→ PROMPT
Find the lines of data that contain the string "structured", then list them.

→ DATA PROVIDED
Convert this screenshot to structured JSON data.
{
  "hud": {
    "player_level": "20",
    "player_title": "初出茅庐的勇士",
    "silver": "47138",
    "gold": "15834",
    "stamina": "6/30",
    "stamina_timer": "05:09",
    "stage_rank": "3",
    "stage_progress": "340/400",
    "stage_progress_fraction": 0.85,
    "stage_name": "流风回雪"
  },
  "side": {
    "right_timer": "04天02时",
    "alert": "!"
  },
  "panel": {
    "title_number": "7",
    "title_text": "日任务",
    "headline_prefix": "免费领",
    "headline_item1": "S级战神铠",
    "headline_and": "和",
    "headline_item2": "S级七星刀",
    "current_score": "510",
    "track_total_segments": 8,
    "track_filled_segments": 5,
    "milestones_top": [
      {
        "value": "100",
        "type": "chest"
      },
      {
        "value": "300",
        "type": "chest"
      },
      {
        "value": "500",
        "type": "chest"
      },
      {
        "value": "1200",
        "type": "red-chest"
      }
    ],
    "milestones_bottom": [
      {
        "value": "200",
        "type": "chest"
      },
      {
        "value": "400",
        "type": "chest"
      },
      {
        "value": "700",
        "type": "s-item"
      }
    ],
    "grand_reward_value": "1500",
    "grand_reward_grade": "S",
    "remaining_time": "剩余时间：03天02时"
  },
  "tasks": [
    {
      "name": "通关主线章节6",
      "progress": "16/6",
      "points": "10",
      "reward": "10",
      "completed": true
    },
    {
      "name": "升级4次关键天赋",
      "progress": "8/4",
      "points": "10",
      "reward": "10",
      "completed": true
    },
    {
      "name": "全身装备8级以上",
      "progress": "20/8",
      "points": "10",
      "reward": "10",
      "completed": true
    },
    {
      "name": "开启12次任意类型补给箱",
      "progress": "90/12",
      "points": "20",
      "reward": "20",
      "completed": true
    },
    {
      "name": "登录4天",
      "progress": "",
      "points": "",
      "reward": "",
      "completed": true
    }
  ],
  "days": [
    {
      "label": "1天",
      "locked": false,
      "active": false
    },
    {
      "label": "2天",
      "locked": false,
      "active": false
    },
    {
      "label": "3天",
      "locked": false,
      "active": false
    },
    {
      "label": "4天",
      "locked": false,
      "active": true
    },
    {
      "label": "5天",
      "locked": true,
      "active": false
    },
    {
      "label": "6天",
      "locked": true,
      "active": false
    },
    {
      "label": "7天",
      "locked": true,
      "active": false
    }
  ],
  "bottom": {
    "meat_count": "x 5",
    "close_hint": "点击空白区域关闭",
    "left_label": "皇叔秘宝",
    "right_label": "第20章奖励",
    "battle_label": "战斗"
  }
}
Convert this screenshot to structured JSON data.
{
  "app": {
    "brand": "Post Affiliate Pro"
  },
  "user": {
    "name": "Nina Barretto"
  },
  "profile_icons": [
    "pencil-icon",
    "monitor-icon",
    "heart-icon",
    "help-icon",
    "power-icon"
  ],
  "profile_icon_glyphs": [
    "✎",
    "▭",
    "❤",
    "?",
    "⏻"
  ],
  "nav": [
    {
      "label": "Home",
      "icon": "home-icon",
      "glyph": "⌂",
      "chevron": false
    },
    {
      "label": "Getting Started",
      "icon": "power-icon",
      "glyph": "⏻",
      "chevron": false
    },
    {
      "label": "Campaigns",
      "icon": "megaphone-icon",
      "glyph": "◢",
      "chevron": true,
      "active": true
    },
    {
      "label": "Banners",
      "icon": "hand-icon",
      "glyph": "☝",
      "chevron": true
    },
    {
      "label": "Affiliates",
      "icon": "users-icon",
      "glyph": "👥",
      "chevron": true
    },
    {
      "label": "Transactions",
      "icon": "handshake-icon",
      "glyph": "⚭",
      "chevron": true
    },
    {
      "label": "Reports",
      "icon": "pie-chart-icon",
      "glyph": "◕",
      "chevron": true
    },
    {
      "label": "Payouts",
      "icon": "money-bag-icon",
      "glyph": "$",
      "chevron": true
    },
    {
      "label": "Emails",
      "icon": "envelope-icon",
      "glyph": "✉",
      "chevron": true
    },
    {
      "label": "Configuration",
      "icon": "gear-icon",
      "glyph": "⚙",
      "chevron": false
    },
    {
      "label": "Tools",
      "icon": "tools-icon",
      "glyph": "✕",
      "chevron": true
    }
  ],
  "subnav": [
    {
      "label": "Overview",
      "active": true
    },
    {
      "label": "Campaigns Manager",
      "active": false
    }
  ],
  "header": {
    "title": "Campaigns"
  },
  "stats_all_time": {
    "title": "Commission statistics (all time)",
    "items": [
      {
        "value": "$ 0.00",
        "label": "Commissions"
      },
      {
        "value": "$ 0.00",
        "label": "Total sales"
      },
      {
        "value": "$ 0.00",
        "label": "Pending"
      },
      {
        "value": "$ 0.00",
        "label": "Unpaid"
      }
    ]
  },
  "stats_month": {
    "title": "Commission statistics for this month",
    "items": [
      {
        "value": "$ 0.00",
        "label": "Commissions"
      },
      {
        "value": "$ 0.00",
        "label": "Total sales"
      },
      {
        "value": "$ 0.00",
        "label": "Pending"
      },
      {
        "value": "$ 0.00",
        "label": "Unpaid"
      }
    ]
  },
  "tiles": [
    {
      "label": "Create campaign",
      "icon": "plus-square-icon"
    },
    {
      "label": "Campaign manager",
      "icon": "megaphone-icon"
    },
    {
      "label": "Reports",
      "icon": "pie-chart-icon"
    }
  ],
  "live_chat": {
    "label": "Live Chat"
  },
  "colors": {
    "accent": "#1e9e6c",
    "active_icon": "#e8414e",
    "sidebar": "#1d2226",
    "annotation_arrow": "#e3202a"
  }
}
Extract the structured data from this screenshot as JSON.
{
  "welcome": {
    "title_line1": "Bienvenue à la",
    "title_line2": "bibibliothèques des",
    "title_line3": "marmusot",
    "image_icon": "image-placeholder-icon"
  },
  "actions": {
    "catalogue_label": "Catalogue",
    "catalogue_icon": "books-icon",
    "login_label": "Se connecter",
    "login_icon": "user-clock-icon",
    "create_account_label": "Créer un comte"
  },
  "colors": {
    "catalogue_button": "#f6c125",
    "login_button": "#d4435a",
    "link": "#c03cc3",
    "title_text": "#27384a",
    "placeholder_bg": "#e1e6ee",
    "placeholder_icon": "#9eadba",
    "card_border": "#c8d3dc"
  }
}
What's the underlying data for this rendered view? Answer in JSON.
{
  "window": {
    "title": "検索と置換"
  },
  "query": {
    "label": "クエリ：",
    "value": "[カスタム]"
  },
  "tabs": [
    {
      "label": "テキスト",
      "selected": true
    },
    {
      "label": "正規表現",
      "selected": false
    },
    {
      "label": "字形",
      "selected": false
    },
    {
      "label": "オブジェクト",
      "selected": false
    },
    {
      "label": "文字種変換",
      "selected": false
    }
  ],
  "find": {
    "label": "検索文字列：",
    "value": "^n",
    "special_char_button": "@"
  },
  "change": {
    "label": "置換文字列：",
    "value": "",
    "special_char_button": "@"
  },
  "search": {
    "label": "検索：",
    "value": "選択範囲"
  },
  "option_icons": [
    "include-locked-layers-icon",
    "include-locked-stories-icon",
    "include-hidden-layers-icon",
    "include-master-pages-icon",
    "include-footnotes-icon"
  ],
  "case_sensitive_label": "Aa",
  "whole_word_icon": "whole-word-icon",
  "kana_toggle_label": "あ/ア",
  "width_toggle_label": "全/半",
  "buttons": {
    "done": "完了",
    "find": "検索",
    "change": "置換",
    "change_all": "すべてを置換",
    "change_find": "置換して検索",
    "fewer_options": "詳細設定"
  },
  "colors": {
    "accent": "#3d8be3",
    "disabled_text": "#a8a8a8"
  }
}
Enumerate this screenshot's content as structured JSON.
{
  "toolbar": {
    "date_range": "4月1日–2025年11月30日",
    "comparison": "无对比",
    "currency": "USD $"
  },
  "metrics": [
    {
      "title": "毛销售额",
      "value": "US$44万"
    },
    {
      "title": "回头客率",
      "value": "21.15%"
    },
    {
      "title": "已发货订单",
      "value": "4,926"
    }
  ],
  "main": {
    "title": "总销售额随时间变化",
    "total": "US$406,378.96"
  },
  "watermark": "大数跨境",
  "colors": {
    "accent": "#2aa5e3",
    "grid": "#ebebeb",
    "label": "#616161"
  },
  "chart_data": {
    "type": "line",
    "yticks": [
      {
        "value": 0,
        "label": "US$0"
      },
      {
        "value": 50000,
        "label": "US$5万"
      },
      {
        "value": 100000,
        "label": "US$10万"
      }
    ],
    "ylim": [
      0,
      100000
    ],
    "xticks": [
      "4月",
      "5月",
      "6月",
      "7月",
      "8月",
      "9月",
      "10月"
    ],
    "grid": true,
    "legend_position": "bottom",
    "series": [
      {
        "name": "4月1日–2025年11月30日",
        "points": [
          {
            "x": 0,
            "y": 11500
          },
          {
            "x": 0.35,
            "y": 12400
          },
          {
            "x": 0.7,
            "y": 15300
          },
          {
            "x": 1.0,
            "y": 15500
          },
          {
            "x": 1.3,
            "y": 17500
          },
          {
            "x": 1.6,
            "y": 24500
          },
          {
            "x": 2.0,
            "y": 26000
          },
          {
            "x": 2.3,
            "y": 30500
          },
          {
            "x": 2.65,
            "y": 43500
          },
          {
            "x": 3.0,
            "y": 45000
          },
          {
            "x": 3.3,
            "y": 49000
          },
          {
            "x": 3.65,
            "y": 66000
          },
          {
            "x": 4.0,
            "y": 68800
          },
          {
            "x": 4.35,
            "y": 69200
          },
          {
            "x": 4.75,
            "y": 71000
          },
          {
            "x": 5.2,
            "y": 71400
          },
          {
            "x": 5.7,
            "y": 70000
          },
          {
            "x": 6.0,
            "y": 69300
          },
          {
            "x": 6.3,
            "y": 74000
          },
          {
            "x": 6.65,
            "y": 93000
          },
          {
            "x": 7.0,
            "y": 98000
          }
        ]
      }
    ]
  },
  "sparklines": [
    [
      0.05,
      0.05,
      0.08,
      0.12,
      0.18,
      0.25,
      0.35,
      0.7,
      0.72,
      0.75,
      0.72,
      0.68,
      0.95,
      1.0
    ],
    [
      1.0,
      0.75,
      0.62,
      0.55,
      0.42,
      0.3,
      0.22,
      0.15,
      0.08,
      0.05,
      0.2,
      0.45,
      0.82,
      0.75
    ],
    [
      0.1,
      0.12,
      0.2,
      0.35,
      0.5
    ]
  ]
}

→ FULL OUTPUT
Convert this screenshot to structured JSON data.
Convert this screenshot to structured JSON data.
Extract the structured data from this screenshot as JSON.
Enumerate this screenshot's content as structured JSON.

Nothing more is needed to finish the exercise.